Task instructions » Every entry should be repeated exactly. Omit the pictures.

Records shown »

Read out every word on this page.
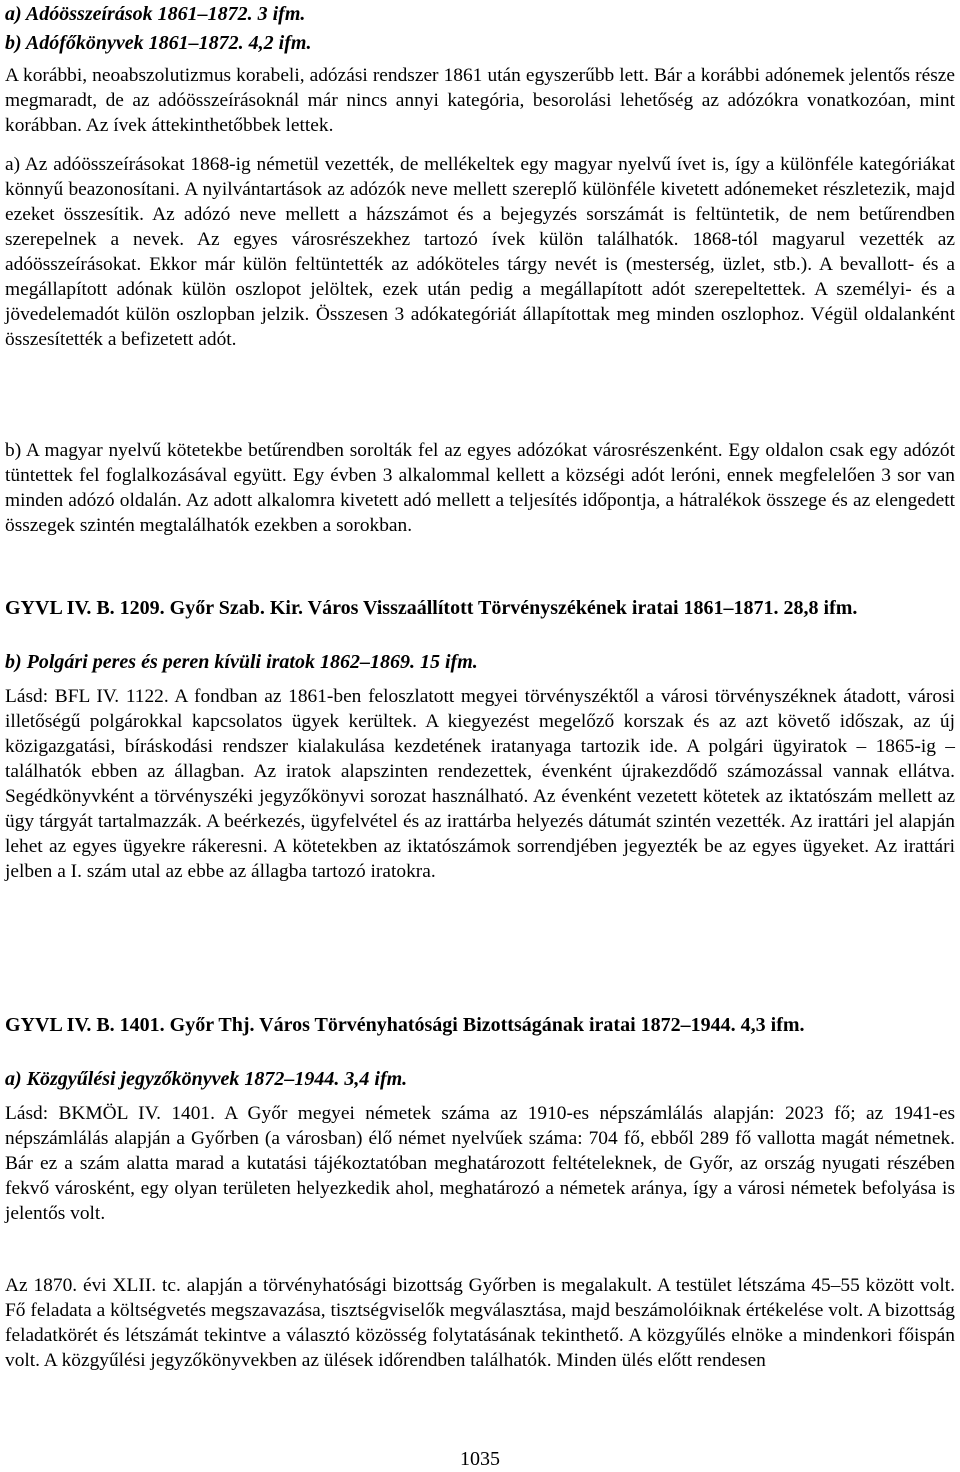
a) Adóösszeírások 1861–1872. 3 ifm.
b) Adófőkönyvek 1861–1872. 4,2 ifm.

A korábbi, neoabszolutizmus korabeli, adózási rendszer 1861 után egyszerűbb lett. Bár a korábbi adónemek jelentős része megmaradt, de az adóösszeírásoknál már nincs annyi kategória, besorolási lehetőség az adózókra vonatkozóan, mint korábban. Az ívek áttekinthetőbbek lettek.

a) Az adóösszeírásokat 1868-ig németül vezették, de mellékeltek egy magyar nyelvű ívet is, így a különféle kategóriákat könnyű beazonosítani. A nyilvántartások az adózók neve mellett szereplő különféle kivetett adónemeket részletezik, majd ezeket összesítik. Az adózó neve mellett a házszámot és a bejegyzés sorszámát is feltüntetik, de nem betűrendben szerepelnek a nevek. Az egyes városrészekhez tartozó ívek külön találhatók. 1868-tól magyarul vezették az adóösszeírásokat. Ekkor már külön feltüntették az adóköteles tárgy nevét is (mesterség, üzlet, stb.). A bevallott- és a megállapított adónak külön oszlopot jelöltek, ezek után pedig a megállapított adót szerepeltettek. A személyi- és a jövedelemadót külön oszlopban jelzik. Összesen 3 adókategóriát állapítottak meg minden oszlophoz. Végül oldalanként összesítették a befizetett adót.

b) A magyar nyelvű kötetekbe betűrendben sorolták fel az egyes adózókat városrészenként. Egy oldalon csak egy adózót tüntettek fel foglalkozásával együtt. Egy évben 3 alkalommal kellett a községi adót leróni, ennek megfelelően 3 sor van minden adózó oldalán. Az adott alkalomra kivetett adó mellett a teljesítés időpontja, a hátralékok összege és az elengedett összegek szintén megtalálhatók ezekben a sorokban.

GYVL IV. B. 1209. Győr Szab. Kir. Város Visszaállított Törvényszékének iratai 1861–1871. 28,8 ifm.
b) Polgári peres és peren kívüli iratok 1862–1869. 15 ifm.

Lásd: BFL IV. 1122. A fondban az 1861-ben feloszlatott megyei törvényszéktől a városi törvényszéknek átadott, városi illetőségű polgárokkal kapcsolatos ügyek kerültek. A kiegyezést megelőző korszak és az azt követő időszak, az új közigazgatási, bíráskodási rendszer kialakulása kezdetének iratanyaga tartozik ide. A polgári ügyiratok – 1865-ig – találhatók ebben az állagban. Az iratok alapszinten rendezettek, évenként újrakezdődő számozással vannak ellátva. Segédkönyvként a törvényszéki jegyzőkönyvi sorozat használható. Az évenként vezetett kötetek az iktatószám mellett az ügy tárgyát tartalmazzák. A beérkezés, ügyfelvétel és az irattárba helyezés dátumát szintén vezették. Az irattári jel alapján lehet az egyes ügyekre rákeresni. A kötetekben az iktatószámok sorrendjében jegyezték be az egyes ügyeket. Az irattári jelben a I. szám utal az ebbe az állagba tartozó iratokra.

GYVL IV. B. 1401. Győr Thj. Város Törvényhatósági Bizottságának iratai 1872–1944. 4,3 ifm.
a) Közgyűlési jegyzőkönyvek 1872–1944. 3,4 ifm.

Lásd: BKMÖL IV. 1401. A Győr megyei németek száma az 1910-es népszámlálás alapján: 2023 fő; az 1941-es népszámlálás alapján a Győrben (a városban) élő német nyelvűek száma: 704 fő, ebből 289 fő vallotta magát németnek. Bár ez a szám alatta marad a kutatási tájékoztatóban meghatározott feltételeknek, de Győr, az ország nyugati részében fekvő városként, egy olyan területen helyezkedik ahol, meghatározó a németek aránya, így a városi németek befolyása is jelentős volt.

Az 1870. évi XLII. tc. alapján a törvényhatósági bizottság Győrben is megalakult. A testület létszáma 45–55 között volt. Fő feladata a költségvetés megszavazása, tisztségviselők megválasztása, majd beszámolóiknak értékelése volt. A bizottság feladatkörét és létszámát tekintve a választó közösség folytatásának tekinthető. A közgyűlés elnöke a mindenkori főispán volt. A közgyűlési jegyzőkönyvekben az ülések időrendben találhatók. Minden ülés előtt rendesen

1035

Task output »
Read out every word on this page.
a) Adóösszeírások 1861–1872. 3 ifm.
b) Adófőkönyvek 1861–1872. 4,2 ifm.

A korábbi, neoabszolutizmus korabeli, adózási rendszer 1861 után egyszerűbb lett. Bár a korábbi adónemek jelentős része megmaradt, de az adóösszeírásoknál már nincs annyi kategória, besorolási lehetőség az adózókra vonatkozóan, mint korábban. Az ívek áttekinthetőbbek lettek.

a) Az adóösszeírásokat 1868-ig németül vezették, de mellékeltek egy magyar nyelvű ívet is, így a különféle kategóriákat könnyű beazonosítani. A nyilvántartások az adózók neve mellett szereplő különféle kivetett adónemeket részletezik, majd ezeket összesítik. Az adózó neve mellett a házszámot és a bejegyzés sorszámát is feltüntetik, de nem betűrendben szerepelnek a nevek. Az egyes városrészekhez tartozó ívek külön találhatók. 1868-tól magyarul vezették az adóösszeírásokat. Ekkor már külön feltüntették az adóköteles tárgy nevét is (mesterség, üzlet, stb.). A bevallott- és a megállapított adónak külön oszlopot jelöltek, ezek után pedig a megállapított adót szerepeltettek. A személyi- és a jövedelemadót külön oszlopban jelzik. Összesen 3 adókategóriát állapítottak meg minden oszlophoz. Végül oldalanként összesítették a befizetett adót.

b) A magyar nyelvű kötetekbe betűrendben sorolták fel az egyes adózókat városrészenként. Egy oldalon csak egy adózót tüntettek fel foglalkozásával együtt. Egy évben 3 alkalommal kellett a községi adót leróni, ennek megfelelően 3 sor van minden adózó oldalán. Az adott alkalomra kivetett adó mellett a teljesítés időpontja, a hátralékok összege és az elengedett összegek szintén megtalálhatók ezekben a sorokban.

GYVL IV. B. 1209. Győr Szab. Kir. Város Visszaállított Törvényszékének iratai 1861–1871. 28,8 ifm.
b) Polgári peres és peren kívüli iratok 1862–1869. 15 ifm.

Lásd: BFL IV. 1122. A fondban az 1861-ben feloszlatott megyei törvényszéktől a városi törvényszéknek átadott, városi illetőségű polgárokkal kapcsolatos ügyek kerültek. A kiegyezést megelőző korszak és az azt követő időszak, az új közigazgatási, bíráskodási rendszer kialakulása kezdetének iratanyaga tartozik ide. A polgári ügyiratok – 1865-ig – találhatók ebben az állagban. Az iratok alapszinten rendezettek, évenként újrakezdődő számozással vannak ellátva. Segédkönyvként a törvényszéki jegyzőkönyvi sorozat használható. Az évenként vezetett kötetek az iktatószám mellett az ügy tárgyát tartalmazzák. A beérkezés, ügyfelvétel és az irattárba helyezés dátumát szintén vezették. Az irattári jel alapján lehet az egyes ügyekre rákeresni. A kötetekben az iktatószámok sorrendjében jegyezték be az egyes ügyeket. Az irattári jelben a I. szám utal az ebbe az állagba tartozó iratokra.

GYVL IV. B. 1401. Győr Thj. Város Törvényhatósági Bizottságának iratai 1872–1944. 4,3 ifm.
a) Közgyűlési jegyzőkönyvek 1872–1944. 3,4 ifm.

Lásd: BKMÖL IV. 1401. A Győr megyei németek száma az 1910-es népszámlálás alapján: 2023 fő; az 1941-es népszámlálás alapján a Győrben (a városban) élő német nyelvűek száma: 704 fő, ebből 289 fő vallotta magát németnek. Bár ez a szám alatta marad a kutatási tájékoztatóban meghatározott feltételeknek, de Győr, az ország nyugati részében fekvő városként, egy olyan területen helyezkedik ahol, meghatározó a németek aránya, így a városi németek befolyása is jelentős volt.

Az 1870. évi XLII. tc. alapján a törvényhatósági bizottság Győrben is megalakult. A testület létszáma 45–55 között volt. Fő feladata a költségvetés megszavazása, tisztségviselők megválasztása, majd beszámolóiknak értékelése volt. A bizottság feladatkörét és létszámát tekintve a választó közösség folytatásának tekinthető. A közgyűlés elnöke a mindenkori főispán volt. A közgyűlési jegyzőkönyvekben az ülések időrendben találhatók. Minden ülés előtt rendesen

1035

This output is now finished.